TASK:
Type out all the records word for word. Any pictures are to be left out.

Dataset records
________________________

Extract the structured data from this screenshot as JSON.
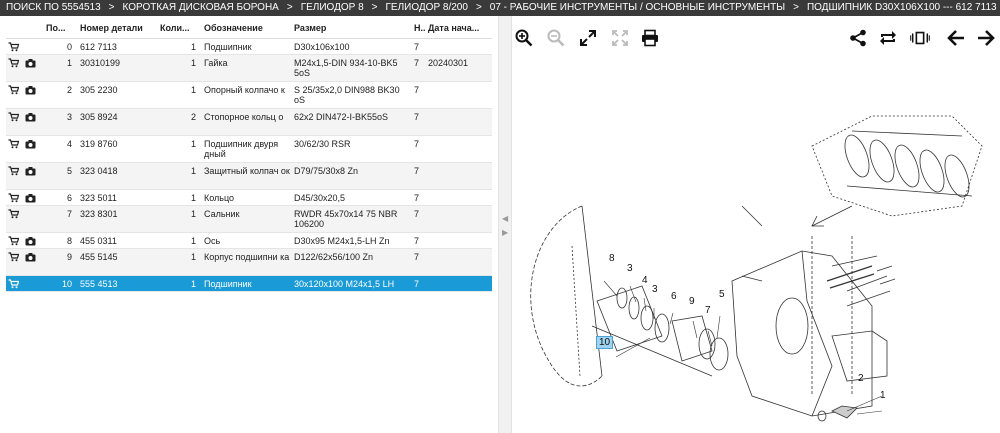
{
  "breadcrumb": [
    "ПОИСК ПО 5554513",
    "КОРОТКАЯ ДИСКОВАЯ БОРОНА",
    "ГЕЛИОДОР 8",
    "ГЕЛИОДОР 8/200",
    "07 - РАБОЧИЕ ИНСТРУМЕНТЫ / ОСНОВНЫЕ ИНСТРУМЕНТЫ",
    "ПОДШИПНИК D30X106X100 --- 612 7113"
  ],
  "breadcrumb_separator": ">",
  "table": {
    "headers": [
      "По...",
      "Номер детали",
      "Коли...",
      "Обозначение",
      "Размер",
      "Н...",
      "Дата нача..."
    ],
    "rows": [
      {
        "pos": "0",
        "part": "612 7113",
        "qty": "1",
        "name": "Подшипник",
        "size": "D30x106x100",
        "n": "7",
        "date": "",
        "camera": false,
        "selected": false
      },
      {
        "pos": "1",
        "part": "30310199",
        "qty": "1",
        "name": "Гайка",
        "size": "M24x1,5-DIN 934-10-BK5 5oS",
        "n": "7",
        "date": "20240301",
        "camera": true,
        "selected": false
      },
      {
        "pos": "2",
        "part": "305 2230",
        "qty": "1",
        "name": "Опорный колпачо к",
        "size": "S 25/35x2,0 DIN988 BK30 oS",
        "n": "7",
        "date": "",
        "camera": true,
        "selected": false
      },
      {
        "pos": "3",
        "part": "305 8924",
        "qty": "2",
        "name": "Стопорное кольц о",
        "size": "62x2 DIN472-I-BK55oS",
        "n": "7",
        "date": "",
        "camera": true,
        "selected": false
      },
      {
        "pos": "4",
        "part": "319 8760",
        "qty": "1",
        "name": "Подшипник двуря дный",
        "size": "30/62/30 RSR",
        "n": "7",
        "date": "",
        "camera": true,
        "selected": false
      },
      {
        "pos": "5",
        "part": "323 0418",
        "qty": "1",
        "name": "Защитный колпач ок",
        "size": "D79/75/30x8 Zn",
        "n": "7",
        "date": "",
        "camera": true,
        "selected": false
      },
      {
        "pos": "6",
        "part": "323 5011",
        "qty": "1",
        "name": "Кольцо",
        "size": "D45/30x20,5",
        "n": "7",
        "date": "",
        "camera": true,
        "selected": false
      },
      {
        "pos": "7",
        "part": "323 8301",
        "qty": "1",
        "name": "Сальник",
        "size": "RWDR 45x70x14 75 NBR 106200",
        "n": "7",
        "date": "",
        "camera": false,
        "selected": false
      },
      {
        "pos": "8",
        "part": "455 0311",
        "qty": "1",
        "name": "Ось",
        "size": "D30x95 M24x1,5-LH Zn",
        "n": "7",
        "date": "",
        "camera": true,
        "selected": false
      },
      {
        "pos": "9",
        "part": "455 5145",
        "qty": "1",
        "name": "Корпус подшипни ка",
        "size": "D122/62x56/100 Zn",
        "n": "7",
        "date": "",
        "camera": true,
        "selected": false
      },
      {
        "pos": "10",
        "part": "555 4513",
        "qty": "1",
        "name": "Подшипник",
        "size": "30x120x100 M24x1,5 LH",
        "n": "7",
        "date": "",
        "camera": false,
        "selected": true
      }
    ]
  },
  "toolbar": {
    "left": [
      "zoom-in-icon",
      "zoom-out-icon",
      "expand-icon",
      "fit-icon",
      "print-icon"
    ],
    "right": [
      "share-icon",
      "repeat-icon",
      "flip-icon",
      "arrow-left-icon",
      "arrow-right-icon"
    ]
  },
  "diagram": {
    "callouts": [
      "8",
      "3",
      "4",
      "3",
      "6",
      "5",
      "9",
      "7",
      "10",
      "2",
      "1"
    ],
    "selected_callout": "10"
  },
  "colors": {
    "breadcrumb_bg": "#3a3a3a",
    "selected_row": "#1a9ad6",
    "callout_highlight": "#9fd3ef"
  }
}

________________________

COMPLETE ANSWER:
Extract the structured data from this screenshot as JSON.
{
  "breadcrumb": [
    "ПОИСК ПО 5554513",
    "КОРОТКАЯ ДИСКОВАЯ БОРОНА",
    "ГЕЛИОДОР 8",
    "ГЕЛИОДОР 8/200",
    "07 - РАБОЧИЕ ИНСТРУМЕНТЫ / ОСНОВНЫЕ ИНСТРУМЕНТЫ",
    "ПОДШИПНИК D30X106X100 --- 612 7113"
  ],
  "breadcrumb_separator": ">",
  "table": {
    "headers": [
      "По...",
      "Номер детали",
      "Коли...",
      "Обозначение",
      "Размер",
      "Н...",
      "Дата нача..."
    ],
    "rows": [
      {
        "pos": "0",
        "part": "612 7113",
        "qty": "1",
        "name": "Подшипник",
        "size": "D30x106x100",
        "n": "7",
        "date": "",
        "camera": false,
        "selected": false
      },
      {
        "pos": "1",
        "part": "30310199",
        "qty": "1",
        "name": "Гайка",
        "size": "M24x1,5-DIN 934-10-BK5 5oS",
        "n": "7",
        "date": "20240301",
        "camera": true,
        "selected": false
      },
      {
        "pos": "2",
        "part": "305 2230",
        "qty": "1",
        "name": "Опорный колпачо к",
        "size": "S 25/35x2,0 DIN988 BK30 oS",
        "n": "7",
        "date": "",
        "camera": true,
        "selected": false
      },
      {
        "pos": "3",
        "part": "305 8924",
        "qty": "2",
        "name": "Стопорное кольц о",
        "size": "62x2 DIN472-I-BK55oS",
        "n": "7",
        "date": "",
        "camera": true,
        "selected": false
      },
      {
        "pos": "4",
        "part": "319 8760",
        "qty": "1",
        "name": "Подшипник двуря дный",
        "size": "30/62/30 RSR",
        "n": "7",
        "date": "",
        "camera": true,
        "selected": false
      },
      {
        "pos": "5",
        "part": "323 0418",
        "qty": "1",
        "name": "Защитный колпач ок",
        "size": "D79/75/30x8 Zn",
        "n": "7",
        "date": "",
        "camera": true,
        "selected": false
      },
      {
        "pos": "6",
        "part": "323 5011",
        "qty": "1",
        "name": "Кольцо",
        "size": "D45/30x20,5",
        "n": "7",
        "date": "",
        "camera": true,
        "selected": false
      },
      {
        "pos": "7",
        "part": "323 8301",
        "qty": "1",
        "name": "Сальник",
        "size": "RWDR 45x70x14 75 NBR 106200",
        "n": "7",
        "date": "",
        "camera": false,
        "selected": false
      },
      {
        "pos": "8",
        "part": "455 0311",
        "qty": "1",
        "name": "Ось",
        "size": "D30x95 M24x1,5-LH Zn",
        "n": "7",
        "date": "",
        "camera": true,
        "selected": false
      },
      {
        "pos": "9",
        "part": "455 5145",
        "qty": "1",
        "name": "Корпус подшипни ка",
        "size": "D122/62x56/100 Zn",
        "n": "7",
        "date": "",
        "camera": true,
        "selected": false
      },
      {
        "pos": "10",
        "part": "555 4513",
        "qty": "1",
        "name": "Подшипник",
        "size": "30x120x100 M24x1,5 LH",
        "n": "7",
        "date": "",
        "camera": false,
        "selected": true
      }
    ]
  },
  "toolbar": {
    "left": [
      "zoom-in-icon",
      "zoom-out-icon",
      "expand-icon",
      "fit-icon",
      "print-icon"
    ],
    "right": [
      "share-icon",
      "repeat-icon",
      "flip-icon",
      "arrow-left-icon",
      "arrow-right-icon"
    ]
  },
  "diagram": {
    "callouts": [
      "8",
      "3",
      "4",
      "3",
      "6",
      "5",
      "9",
      "7",
      "10",
      "2",
      "1"
    ],
    "selected_callout": "10"
  },
  "colors": {
    "breadcrumb_bg": "#3a3a3a",
    "selected_row": "#1a9ad6",
    "callout_highlight": "#9fd3ef"
  }
}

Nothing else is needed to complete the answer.